**Task prompt:**
Please copy out every line of the records below word for word, leaving the pictures out of your answer.

**Data supplied:**
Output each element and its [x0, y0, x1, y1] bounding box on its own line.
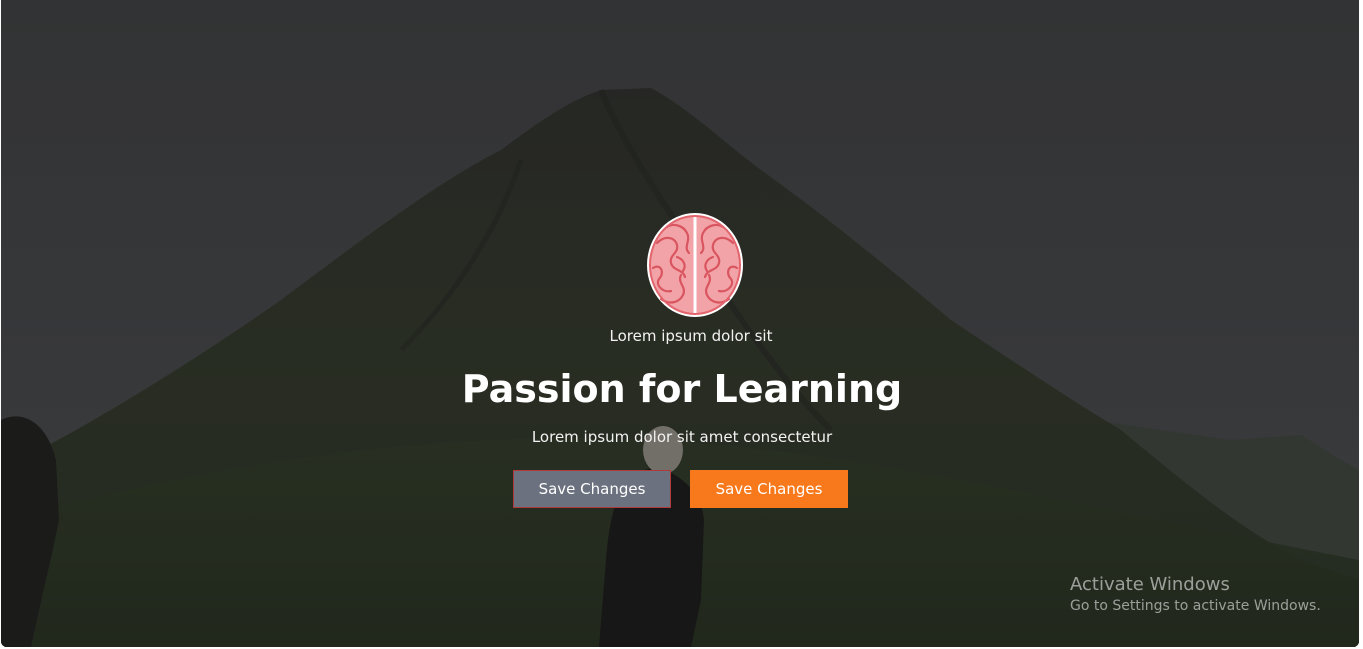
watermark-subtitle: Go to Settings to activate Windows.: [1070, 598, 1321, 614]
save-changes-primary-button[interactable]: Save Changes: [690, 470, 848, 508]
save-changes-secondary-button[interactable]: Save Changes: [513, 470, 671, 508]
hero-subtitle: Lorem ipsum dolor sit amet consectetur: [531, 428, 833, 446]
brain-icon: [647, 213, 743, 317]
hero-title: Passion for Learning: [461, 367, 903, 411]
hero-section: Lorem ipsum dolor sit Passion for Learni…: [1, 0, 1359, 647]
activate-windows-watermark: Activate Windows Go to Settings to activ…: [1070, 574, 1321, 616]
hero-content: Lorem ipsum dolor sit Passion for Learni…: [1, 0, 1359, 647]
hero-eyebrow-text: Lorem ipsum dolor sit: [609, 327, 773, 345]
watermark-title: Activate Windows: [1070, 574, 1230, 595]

**Exercise result:**
Output each element and its [x0, y0, x1, y1] bounding box on its own line.
watermark-subtitle: Go to Settings to activate Windows.: [1070, 598, 1321, 614]
save-changes-primary-button[interactable]: Save Changes: [690, 470, 848, 508]
save-changes-secondary-button[interactable]: Save Changes: [513, 470, 671, 508]
hero-subtitle: Lorem ipsum dolor sit amet consectetur: [531, 428, 833, 446]
brain-icon: [647, 213, 743, 317]
hero-title: Passion for Learning: [461, 367, 903, 411]
hero-section: Lorem ipsum dolor sit Passion for Learni…: [1, 0, 1359, 647]
activate-windows-watermark: Activate Windows Go to Settings to activ…: [1070, 574, 1321, 616]
hero-content: Lorem ipsum dolor sit Passion for Learni…: [1, 0, 1359, 647]
hero-eyebrow-text: Lorem ipsum dolor sit: [609, 327, 773, 345]
watermark-title: Activate Windows: [1070, 574, 1230, 595]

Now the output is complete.